▶ **Entries provided**
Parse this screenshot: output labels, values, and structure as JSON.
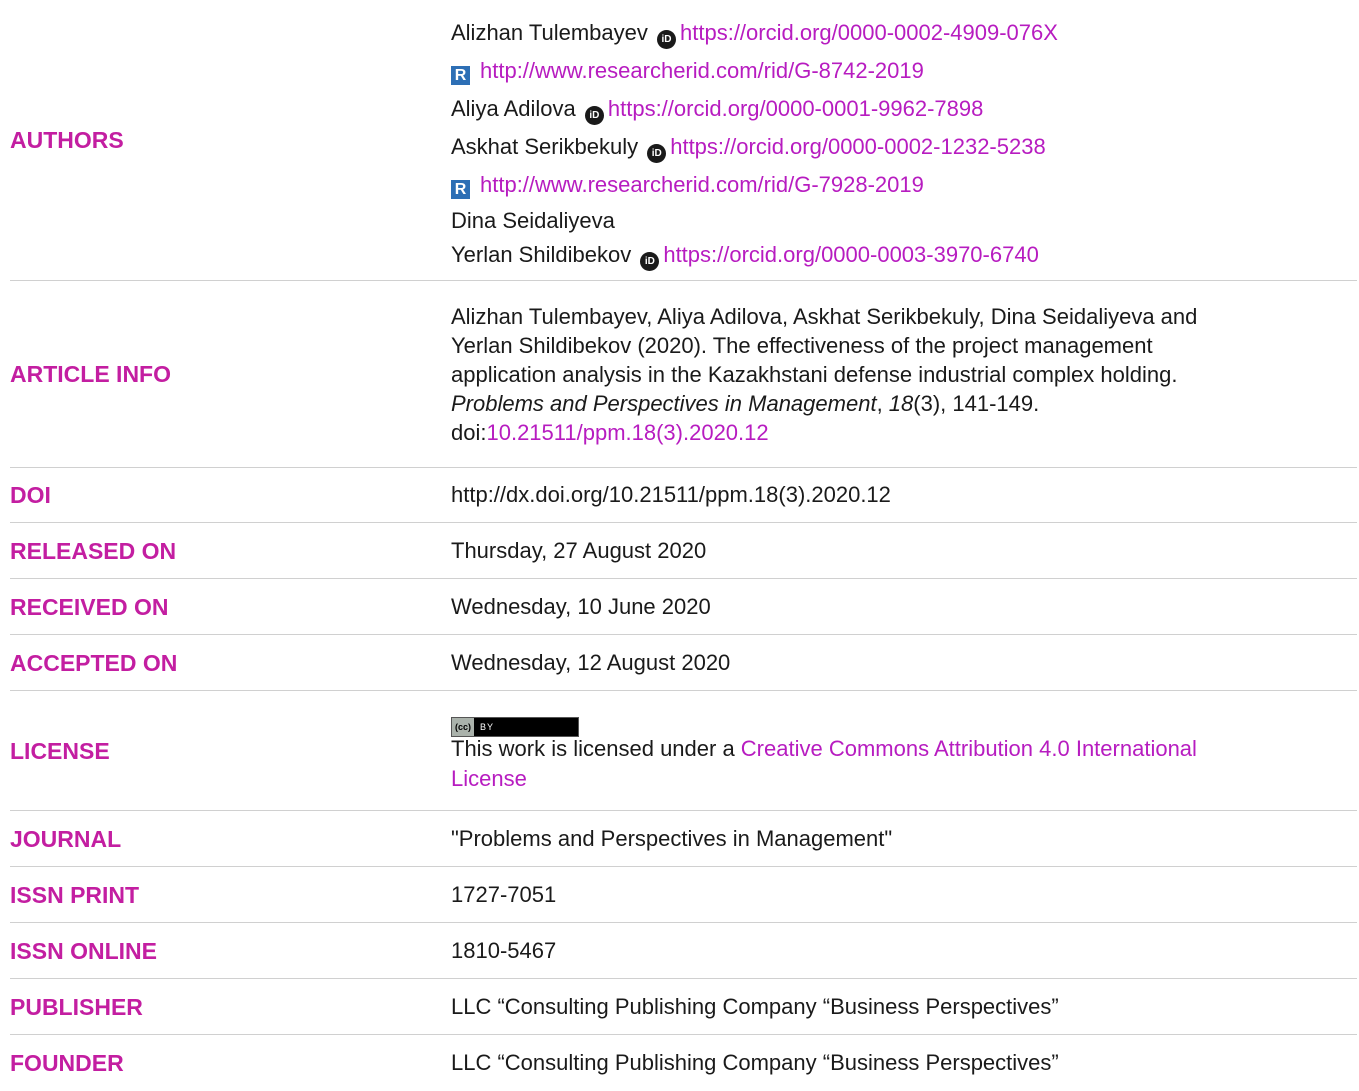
{
  "labels": {
    "authors": "AUTHORS",
    "article_info": "ARTICLE INFO",
    "doi": "DOI",
    "released_on": "RELEASED ON",
    "received_on": "RECEIVED ON",
    "accepted_on": "ACCEPTED ON",
    "license": "LICENSE",
    "journal": "JOURNAL",
    "issn_print": "ISSN PRINT",
    "issn_online": "ISSN ONLINE",
    "publisher": "PUBLISHER",
    "founder": "FOUNDER"
  },
  "authors": [
    {
      "name": "Alizhan Tulembayev",
      "orcid": "https://orcid.org/0000-0002-4909-076X",
      "researcherid": "http://www.researcherid.com/rid/G-8742-2019"
    },
    {
      "name": "Aliya Adilova",
      "orcid": "https://orcid.org/0000-0001-9962-7898"
    },
    {
      "name": "Askhat Serikbekuly",
      "orcid": "https://orcid.org/0000-0002-1232-5238",
      "researcherid": "http://www.researcherid.com/rid/G-7928-2019"
    },
    {
      "name": "Dina Seidaliyeva"
    },
    {
      "name": "Yerlan Shildibekov",
      "orcid": "https://orcid.org/0000-0003-3970-6740"
    }
  ],
  "icons": {
    "orcid_glyph": "iD",
    "researcherid_glyph": "R",
    "cc_left": "(cc)",
    "cc_right": "BY"
  },
  "article_info": {
    "line1": "Alizhan Tulembayev, Aliya Adilova, Askhat Serikbekuly, Dina Seidaliyeva and",
    "line2": "Yerlan Shildibekov (2020). The effectiveness of the project management",
    "line3": "application analysis in the Kazakhstani defense industrial complex holding.",
    "journal_italic": "Problems and Perspectives in Management",
    "sep1": ", ",
    "volume_italic": "18",
    "issue_pages": "(3), 141-149.",
    "doi_prefix": "doi:",
    "doi_link": "10.21511/ppm.18(3).2020.12"
  },
  "doi": "http://dx.doi.org/10.21511/ppm.18(3).2020.12",
  "released_on": "Thursday, 27 August 2020",
  "received_on": "Wednesday, 10 June 2020",
  "accepted_on": "Wednesday, 12 August 2020",
  "license": {
    "text": "This work is licensed under a ",
    "link_line1": "Creative Commons Attribution 4.0 International",
    "link_line2": "License"
  },
  "journal": "\"Problems and Perspectives in Management\"",
  "issn_print": "1727-7051",
  "issn_online": "1810-5467",
  "publisher": "LLC “Consulting Publishing Company “Business Perspectives”",
  "founder": "LLC “Consulting Publishing Company “Business Perspectives”",
  "colors": {
    "label": "#c31ea1",
    "link": "#b71cc0",
    "text": "#1a1a1a",
    "divider": "#d0d0d0"
  }
}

▶ **Exercise details**
Search the records above for the string "Yerlan". Copy every line that contains it.

▶ **Result**
      "name": "Yerlan Shildibekov",
    "line2": "Yerlan Shildibekov (2020). The effectiveness of the project management",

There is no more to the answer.